The task:
Please answer these questions about the court decision below, numbering your answers the same way.
1. On what date was the decision issued?
2. What magazine did the police officer buy at the Smoke Shop?
3. Which subdivisions of the ordinance did Special Term hold unconstitutional?

──────── Document excerpt ────────

Calderon v. City of Buffalo

Decision Date01 March 1978
Citation402 N.Y.S.2d 685,61 A.D.2d 323
CourtNew York Supreme Court — Appellate Division
Parties, 3 Media L. Rep. 2454 Hyman CALDERON d/b/a Neisner's Smoke Shop, Respondent, v. The CITY OF BUFFALO et al., Appellants.

Leslie G. Foschio, Corp. Counsel, Buffalo, for appellants; Patricia Pancoe, Buffalo, of counsel.

Lipsitz, Green, Fahringer, Roll, Schuller & James, Buffalo, for respondent; Paul J. Cambria, Jr., Buffalo, of counsel.

Before MOULE, J. P., and SIMONS, DILLON, HANCOCK and DENMAN, JJ.

DENMAN, Justice.

The plaintiff, Hyman Calderon was approached at his place of business Neisner's Smoke Shop, by a Buffalo police officer from the Salacious Literature Unit, who advised him that he was selling magazines in violation of Chapter 9, Section 35, of the Ordinances of the City of Buffalo (commonly known as the Anti-Obscenity and Display to Minors Ordinance). The officer either refused or was unable to explain to plaintiff exactly what the ordinance prohibited. A number of days later the same officer returned to the Smoke Shop, bought a magazine entitled "Hustler," and requested to see another magazine but again indicated to plaintiff that he could not tell him what he was doing that constituted a violation of the ordinance. Two days later the officer returned with a photographer who took pictures of the magazines on display. Plaintiff was told to follow the police officer to Police Headquarters, where he was charged with violation of the above ordinance. He was arraigned on that charge in the City Court of Buffalo; some months later the charge was dismissed upon the City's failure to appear for trial.

Plaintiff thereafter initiated an action for declaratory judgment and injunctive relief on the grounds that the sections of the ordinance prohibiting display of certain materials are unconstitutionally broad and vague. Special Term entered judgment holding that subdivisions j(1), j(2) and j(3) of Chapter 9, Section 35, of the Ordinances of the City of Buffalo are unconstitutional and permanently enjoining the City from enforcing them. The City of Buffalo appeals from that judgment.

──────── Supplied records ────────

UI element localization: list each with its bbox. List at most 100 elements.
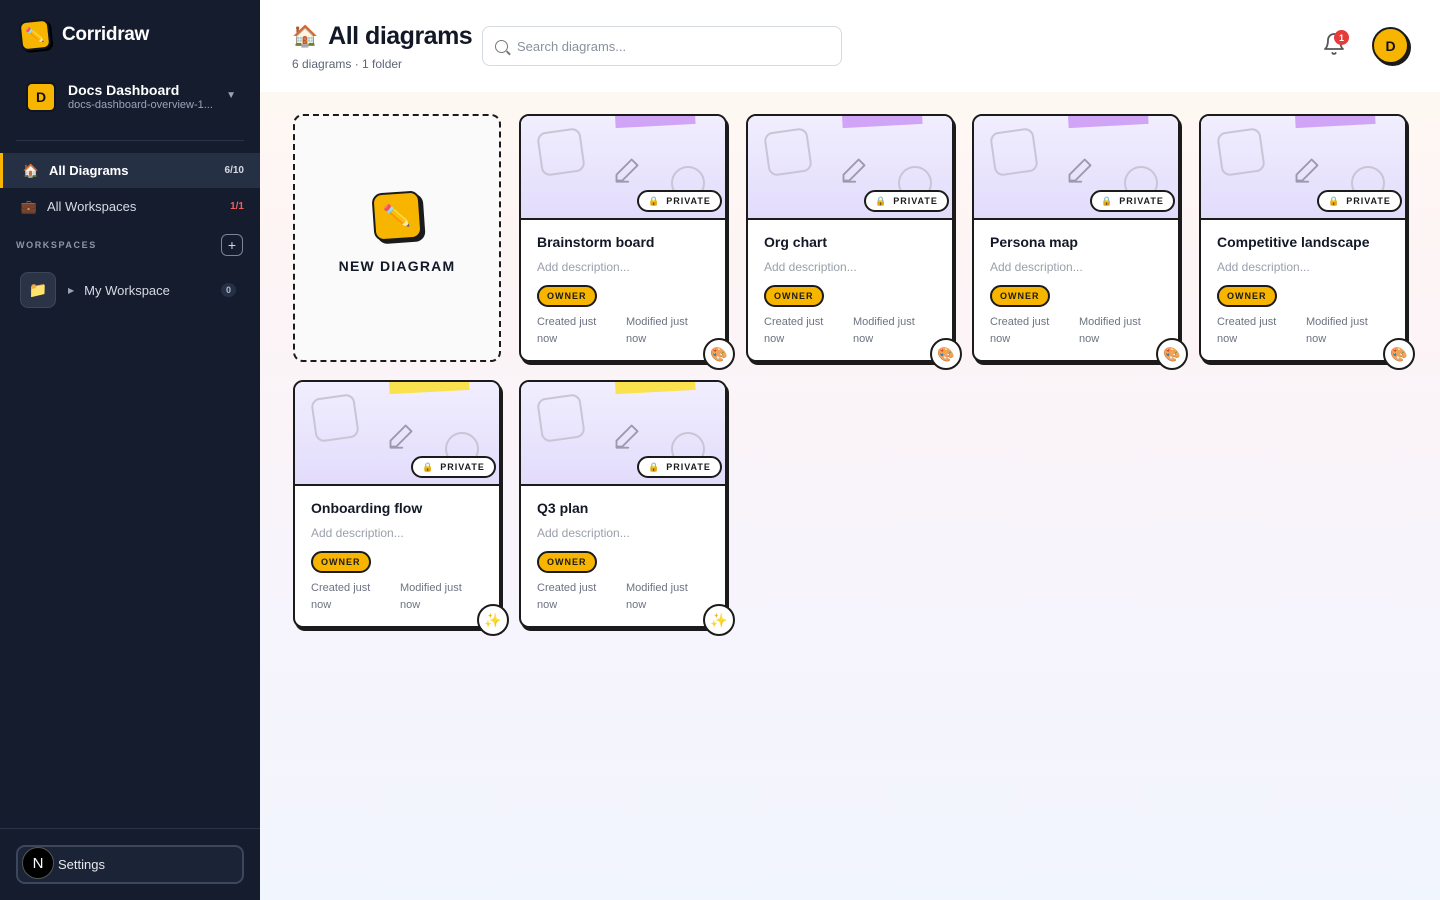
privacy-label: PRIVATE: [1346, 196, 1391, 206]
new-diagram-button[interactable]: ✏️ NEW DIAGRAM: [293, 114, 501, 362]
role-badge: OWNER: [1217, 285, 1277, 307]
privacy-badge: 🔒 PRIVATE: [1090, 190, 1175, 212]
pen-icon: [1295, 158, 1319, 183]
role-badge: OWNER: [311, 551, 371, 573]
nav-count: 1/1: [230, 201, 244, 212]
pencil-icon: ✏️: [371, 190, 423, 242]
add-workspace-button[interactable]: +: [221, 234, 243, 256]
nav-label: All Workspaces: [47, 199, 137, 214]
role-badge: OWNER: [990, 285, 1050, 307]
pen-icon: [615, 424, 639, 449]
square-shape-icon: [763, 127, 813, 177]
privacy-label: PRIVATE: [666, 196, 711, 206]
lock-icon: 🔒: [648, 195, 661, 206]
diagram-description[interactable]: Add description...: [537, 526, 630, 540]
chevron-right-icon[interactable]: ▶: [68, 286, 74, 295]
sparkles-icon[interactable]: ✨: [703, 604, 735, 636]
role-badge: OWNER: [764, 285, 824, 307]
tape-decoration: [614, 116, 696, 129]
page-title-wrap: 🏠 All diagrams: [292, 22, 473, 51]
square-shape-icon: [989, 127, 1039, 177]
sparkles-icon[interactable]: ✨: [477, 604, 509, 636]
settings-label: Settings: [58, 857, 105, 872]
square-shape-icon: [536, 393, 586, 443]
workspaces-heading: WORKSPACES: [16, 240, 97, 250]
nav-all-workspaces[interactable]: 💼 All Workspaces 1/1: [0, 189, 260, 224]
modified-time: Modified just now: [626, 316, 688, 346]
privacy-label: PRIVATE: [1119, 196, 1164, 206]
diagram-title: Q3 plan: [537, 500, 589, 516]
pen-icon: [842, 158, 866, 183]
privacy-label: PRIVATE: [666, 462, 711, 472]
nav-count: 6/10: [224, 165, 244, 176]
search-icon: [495, 39, 508, 53]
square-shape-icon: [536, 127, 586, 177]
workspace-switcher[interactable]: D Docs Dashboard docs-dashboard-overview…: [26, 80, 246, 114]
palette-icon[interactable]: 🎨: [1156, 338, 1188, 370]
diagram-description[interactable]: Add description...: [764, 260, 857, 274]
topbar: 🏠 All diagrams 6 diagrams · 1 folder 1 D: [260, 0, 1440, 92]
palette-icon[interactable]: 🎨: [930, 338, 962, 370]
role-badge: OWNER: [537, 551, 597, 573]
modified-time: Modified just now: [1079, 316, 1141, 346]
diagram-title: Persona map: [990, 234, 1078, 250]
created-time: Created just now: [311, 582, 371, 612]
created-time: Created just now: [990, 316, 1050, 346]
workspace-avatar: D: [26, 82, 56, 112]
page-title: All diagrams: [328, 22, 473, 50]
diagram-thumbnail: 🔒 PRIVATE: [1201, 116, 1405, 220]
main-content: 🏠 All diagrams 6 diagrams · 1 folder 1 D…: [260, 0, 1440, 900]
created-time: Created just now: [764, 316, 824, 346]
folder-icon: 📁: [20, 272, 56, 308]
modified-time: Modified just now: [853, 316, 915, 346]
diagram-description[interactable]: Add description...: [311, 526, 404, 540]
user-avatar[interactable]: D: [1372, 27, 1409, 64]
modified-time: Modified just now: [400, 582, 462, 612]
diagram-description[interactable]: Add description...: [537, 260, 630, 274]
nav-label: All Diagrams: [49, 163, 129, 178]
privacy-badge: 🔒 PRIVATE: [1317, 190, 1402, 212]
search-input[interactable]: [517, 38, 817, 54]
workspace-item-count: 0: [220, 283, 236, 297]
created-time: Created just now: [537, 582, 597, 612]
n-badge-icon[interactable]: N: [22, 847, 54, 879]
app-name: Corridraw: [62, 24, 150, 45]
diagram-title: Onboarding flow: [311, 500, 423, 516]
workspace-item-my-workspace[interactable]: 📁 ▶ My Workspace 0: [20, 272, 242, 308]
diagram-card[interactable]: 🔒 PRIVATE Competitive landscape Add desc…: [1199, 114, 1415, 370]
diagram-description[interactable]: Add description...: [990, 260, 1083, 274]
privacy-label: PRIVATE: [893, 196, 938, 206]
search-box[interactable]: [482, 26, 842, 66]
divider: [0, 828, 260, 829]
diagram-title: Brainstorm board: [537, 234, 655, 250]
pencil-logo-icon: ✏️: [18, 18, 52, 52]
role-badge: OWNER: [537, 285, 597, 307]
palette-icon[interactable]: 🎨: [1383, 338, 1415, 370]
diagram-thumbnail: 🔒 PRIVATE: [748, 116, 952, 220]
nav-all-diagrams[interactable]: 🏠 All Diagrams 6/10: [0, 153, 260, 188]
house-icon: 🏠: [292, 24, 319, 48]
page-subtitle: 6 diagrams · 1 folder: [292, 57, 403, 71]
tape-decoration: [614, 382, 696, 395]
square-shape-icon: [310, 393, 360, 443]
house-icon: 🏠: [22, 162, 40, 178]
privacy-label: PRIVATE: [440, 462, 485, 472]
square-shape-icon: [1216, 127, 1266, 177]
tape-decoration: [841, 116, 923, 129]
created-time: Created just now: [1217, 316, 1277, 346]
workspace-name: Docs Dashboard: [68, 82, 180, 98]
diagram-card[interactable]: 🔒 PRIVATE Persona map Add description...…: [972, 114, 1188, 370]
diagram-card[interactable]: 🔒 PRIVATE Brainstorm board Add descripti…: [519, 114, 735, 370]
diagram-card[interactable]: 🔒 PRIVATE Onboarding flow Add descriptio…: [293, 380, 509, 636]
brand[interactable]: ✏️ Corridraw: [18, 18, 150, 52]
lock-icon: 🔒: [1101, 195, 1114, 206]
diagram-card[interactable]: 🔒 PRIVATE Org chart Add description... O…: [746, 114, 962, 370]
pen-icon: [389, 424, 413, 449]
diagram-card[interactable]: 🔒 PRIVATE Q3 plan Add description... OWN…: [519, 380, 735, 636]
lock-icon: 🔒: [875, 195, 888, 206]
privacy-badge: 🔒 PRIVATE: [864, 190, 949, 212]
palette-icon[interactable]: 🎨: [703, 338, 735, 370]
diagram-description[interactable]: Add description...: [1217, 260, 1310, 274]
workspace-item-label: My Workspace: [84, 282, 170, 298]
diagram-title: Competitive landscape: [1217, 234, 1370, 250]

────────

Correct output:
1. March 1, 1978
2. "Hustler"
3. Subdivisions j(1), j(2) and j(3) of Chapter 9, Section 35